What is expected. Swap every "table-row" in the items below for "grid-row", then write out all the lines again with nothing else changed.

Records from a dataset:
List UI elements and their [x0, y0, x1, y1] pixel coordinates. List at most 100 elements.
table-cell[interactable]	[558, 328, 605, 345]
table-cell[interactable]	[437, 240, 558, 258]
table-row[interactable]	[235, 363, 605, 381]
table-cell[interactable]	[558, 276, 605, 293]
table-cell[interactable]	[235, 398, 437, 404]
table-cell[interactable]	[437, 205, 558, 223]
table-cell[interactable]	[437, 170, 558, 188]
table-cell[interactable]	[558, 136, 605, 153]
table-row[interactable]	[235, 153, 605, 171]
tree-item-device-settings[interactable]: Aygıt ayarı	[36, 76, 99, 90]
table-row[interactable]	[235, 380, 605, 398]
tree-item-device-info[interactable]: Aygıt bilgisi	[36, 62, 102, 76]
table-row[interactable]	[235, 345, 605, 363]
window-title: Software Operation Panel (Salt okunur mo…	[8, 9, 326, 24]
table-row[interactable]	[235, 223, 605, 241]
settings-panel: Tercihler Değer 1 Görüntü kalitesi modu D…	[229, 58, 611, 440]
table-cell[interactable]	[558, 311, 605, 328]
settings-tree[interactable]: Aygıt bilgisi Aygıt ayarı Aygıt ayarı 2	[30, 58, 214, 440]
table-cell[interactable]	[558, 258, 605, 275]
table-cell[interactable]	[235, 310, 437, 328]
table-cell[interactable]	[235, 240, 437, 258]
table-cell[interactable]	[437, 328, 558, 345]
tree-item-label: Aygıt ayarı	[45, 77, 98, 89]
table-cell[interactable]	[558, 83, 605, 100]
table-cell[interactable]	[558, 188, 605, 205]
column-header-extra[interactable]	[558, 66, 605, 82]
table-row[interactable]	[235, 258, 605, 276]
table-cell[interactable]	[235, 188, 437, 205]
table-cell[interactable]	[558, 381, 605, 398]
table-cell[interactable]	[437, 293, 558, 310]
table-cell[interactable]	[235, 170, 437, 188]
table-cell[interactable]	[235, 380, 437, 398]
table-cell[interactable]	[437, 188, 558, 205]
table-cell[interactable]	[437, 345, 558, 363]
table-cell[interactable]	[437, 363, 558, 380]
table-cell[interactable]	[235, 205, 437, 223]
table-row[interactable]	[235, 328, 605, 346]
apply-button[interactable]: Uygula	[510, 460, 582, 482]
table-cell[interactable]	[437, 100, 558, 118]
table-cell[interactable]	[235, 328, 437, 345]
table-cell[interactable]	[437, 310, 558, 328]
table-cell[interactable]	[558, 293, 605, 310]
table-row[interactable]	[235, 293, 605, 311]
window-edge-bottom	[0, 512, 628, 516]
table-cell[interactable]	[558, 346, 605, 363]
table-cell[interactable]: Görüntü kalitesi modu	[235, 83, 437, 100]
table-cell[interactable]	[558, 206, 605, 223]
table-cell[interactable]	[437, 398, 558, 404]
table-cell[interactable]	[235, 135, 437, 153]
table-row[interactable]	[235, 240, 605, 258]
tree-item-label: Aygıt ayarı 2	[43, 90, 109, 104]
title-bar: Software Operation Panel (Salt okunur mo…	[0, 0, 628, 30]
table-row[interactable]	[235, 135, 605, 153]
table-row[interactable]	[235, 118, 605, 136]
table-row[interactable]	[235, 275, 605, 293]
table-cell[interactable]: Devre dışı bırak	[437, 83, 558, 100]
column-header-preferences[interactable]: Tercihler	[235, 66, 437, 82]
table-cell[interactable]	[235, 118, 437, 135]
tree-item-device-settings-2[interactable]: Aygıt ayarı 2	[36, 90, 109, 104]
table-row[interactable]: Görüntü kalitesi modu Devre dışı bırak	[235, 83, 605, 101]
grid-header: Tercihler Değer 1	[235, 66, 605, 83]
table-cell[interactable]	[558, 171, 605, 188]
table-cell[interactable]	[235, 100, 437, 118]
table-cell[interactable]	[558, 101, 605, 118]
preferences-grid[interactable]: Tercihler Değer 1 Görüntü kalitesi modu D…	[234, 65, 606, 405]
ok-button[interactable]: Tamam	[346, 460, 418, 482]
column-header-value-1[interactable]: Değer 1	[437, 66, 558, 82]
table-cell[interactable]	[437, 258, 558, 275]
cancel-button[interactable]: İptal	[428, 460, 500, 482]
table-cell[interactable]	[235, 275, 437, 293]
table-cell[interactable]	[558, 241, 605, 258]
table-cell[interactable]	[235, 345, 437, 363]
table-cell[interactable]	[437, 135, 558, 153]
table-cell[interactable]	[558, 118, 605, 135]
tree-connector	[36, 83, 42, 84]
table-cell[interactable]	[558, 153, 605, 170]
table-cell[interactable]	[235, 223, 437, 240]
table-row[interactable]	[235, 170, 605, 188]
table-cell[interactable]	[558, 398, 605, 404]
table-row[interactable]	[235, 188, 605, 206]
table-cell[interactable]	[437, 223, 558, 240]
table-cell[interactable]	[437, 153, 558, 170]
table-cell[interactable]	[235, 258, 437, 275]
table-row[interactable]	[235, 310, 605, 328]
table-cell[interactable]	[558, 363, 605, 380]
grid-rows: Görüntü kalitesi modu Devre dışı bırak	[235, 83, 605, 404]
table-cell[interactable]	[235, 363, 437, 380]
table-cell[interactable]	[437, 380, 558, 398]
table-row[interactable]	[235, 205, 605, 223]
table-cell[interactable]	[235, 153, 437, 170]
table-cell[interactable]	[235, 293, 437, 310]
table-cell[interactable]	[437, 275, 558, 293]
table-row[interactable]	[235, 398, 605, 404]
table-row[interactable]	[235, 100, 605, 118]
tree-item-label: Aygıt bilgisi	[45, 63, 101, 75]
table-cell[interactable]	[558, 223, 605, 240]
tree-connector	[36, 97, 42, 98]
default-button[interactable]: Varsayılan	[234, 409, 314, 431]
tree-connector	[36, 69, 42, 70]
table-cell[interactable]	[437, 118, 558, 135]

Result of the exercise.
List UI elements and their [x0, y0, x1, y1] pixel coordinates. List at most 100 elements.
table-cell[interactable]	[558, 328, 605, 345]
table-cell[interactable]	[437, 240, 558, 258]
grid-row[interactable]	[235, 363, 605, 381]
table-cell[interactable]	[558, 276, 605, 293]
table-cell[interactable]	[235, 398, 437, 404]
table-cell[interactable]	[437, 205, 558, 223]
table-cell[interactable]	[437, 170, 558, 188]
table-cell[interactable]	[558, 136, 605, 153]
grid-row[interactable]	[235, 153, 605, 171]
tree-item-device-settings[interactable]: Aygıt ayarı	[36, 76, 99, 90]
grid-row[interactable]	[235, 380, 605, 398]
tree-item-device-info[interactable]: Aygıt bilgisi	[36, 62, 102, 76]
grid-row[interactable]	[235, 345, 605, 363]
window-title: Software Operation Panel (Salt okunur mo…	[8, 9, 326, 24]
grid-row[interactable]	[235, 223, 605, 241]
settings-panel: Tercihler Değer 1 Görüntü kalitesi modu D…	[229, 58, 611, 440]
table-cell[interactable]	[558, 311, 605, 328]
settings-tree[interactable]: Aygıt bilgisi Aygıt ayarı Aygıt ayarı 2	[30, 58, 214, 440]
table-cell[interactable]	[558, 258, 605, 275]
table-cell[interactable]	[235, 310, 437, 328]
table-cell[interactable]	[235, 240, 437, 258]
table-cell[interactable]	[437, 328, 558, 345]
tree-item-label: Aygıt ayarı	[45, 77, 98, 89]
table-cell[interactable]	[558, 83, 605, 100]
table-cell[interactable]	[558, 188, 605, 205]
column-header-extra[interactable]	[558, 66, 605, 82]
grid-row[interactable]	[235, 258, 605, 276]
table-cell[interactable]	[235, 188, 437, 205]
table-cell[interactable]	[558, 381, 605, 398]
table-cell[interactable]	[437, 293, 558, 310]
table-cell[interactable]	[235, 170, 437, 188]
table-cell[interactable]	[235, 380, 437, 398]
table-cell[interactable]	[437, 188, 558, 205]
table-cell[interactable]	[437, 345, 558, 363]
table-cell[interactable]	[437, 363, 558, 380]
table-cell[interactable]	[235, 205, 437, 223]
grid-row[interactable]	[235, 328, 605, 346]
apply-button[interactable]: Uygula	[510, 460, 582, 482]
table-cell[interactable]	[437, 100, 558, 118]
table-cell[interactable]	[235, 328, 437, 345]
table-cell[interactable]	[437, 310, 558, 328]
table-cell[interactable]	[558, 293, 605, 310]
grid-row[interactable]	[235, 293, 605, 311]
window-edge-bottom	[0, 512, 628, 516]
table-cell[interactable]	[558, 346, 605, 363]
table-cell[interactable]: Görüntü kalitesi modu	[235, 83, 437, 100]
table-cell[interactable]	[558, 206, 605, 223]
table-cell[interactable]	[437, 398, 558, 404]
table-cell[interactable]	[235, 135, 437, 153]
grid-row[interactable]	[235, 240, 605, 258]
tree-item-label: Aygıt ayarı 2	[43, 90, 109, 104]
title-bar: Software Operation Panel (Salt okunur mo…	[0, 0, 628, 30]
grid-row[interactable]	[235, 135, 605, 153]
grid-row[interactable]	[235, 118, 605, 136]
grid-row[interactable]	[235, 275, 605, 293]
table-cell[interactable]: Devre dışı bırak	[437, 83, 558, 100]
column-header-preferences[interactable]: Tercihler	[235, 66, 437, 82]
table-cell[interactable]	[235, 118, 437, 135]
tree-item-device-settings-2[interactable]: Aygıt ayarı 2	[36, 90, 109, 104]
grid-row[interactable]: Görüntü kalitesi modu Devre dışı bırak	[235, 83, 605, 101]
grid-header: Tercihler Değer 1	[235, 66, 605, 83]
table-cell[interactable]	[558, 171, 605, 188]
table-cell[interactable]	[235, 100, 437, 118]
table-cell[interactable]	[558, 101, 605, 118]
preferences-grid[interactable]: Tercihler Değer 1 Görüntü kalitesi modu D…	[234, 65, 606, 405]
ok-button[interactable]: Tamam	[346, 460, 418, 482]
column-header-value-1[interactable]: Değer 1	[437, 66, 558, 82]
table-cell[interactable]	[437, 258, 558, 275]
cancel-button[interactable]: İptal	[428, 460, 500, 482]
table-cell[interactable]	[235, 275, 437, 293]
table-cell[interactable]	[558, 241, 605, 258]
table-cell[interactable]	[235, 345, 437, 363]
table-cell[interactable]	[437, 135, 558, 153]
table-cell[interactable]	[558, 118, 605, 135]
tree-connector	[36, 83, 42, 84]
table-cell[interactable]	[558, 153, 605, 170]
table-cell[interactable]	[235, 223, 437, 240]
grid-row[interactable]	[235, 170, 605, 188]
table-cell[interactable]	[558, 398, 605, 404]
grid-row[interactable]	[235, 188, 605, 206]
table-cell[interactable]	[437, 223, 558, 240]
table-cell[interactable]	[437, 153, 558, 170]
table-cell[interactable]	[235, 258, 437, 275]
grid-row[interactable]	[235, 310, 605, 328]
table-cell[interactable]	[558, 363, 605, 380]
grid-rows: Görüntü kalitesi modu Devre dışı bırak	[235, 83, 605, 404]
table-cell[interactable]	[235, 363, 437, 380]
table-cell[interactable]	[437, 380, 558, 398]
grid-row[interactable]	[235, 205, 605, 223]
table-cell[interactable]	[235, 153, 437, 170]
table-cell[interactable]	[235, 293, 437, 310]
table-cell[interactable]	[437, 275, 558, 293]
grid-row[interactable]	[235, 398, 605, 404]
grid-row[interactable]	[235, 100, 605, 118]
tree-item-label: Aygıt bilgisi	[45, 63, 101, 75]
table-cell[interactable]	[558, 223, 605, 240]
tree-connector	[36, 97, 42, 98]
default-button[interactable]: Varsayılan	[234, 409, 314, 431]
tree-connector	[36, 69, 42, 70]
table-cell[interactable]	[437, 118, 558, 135]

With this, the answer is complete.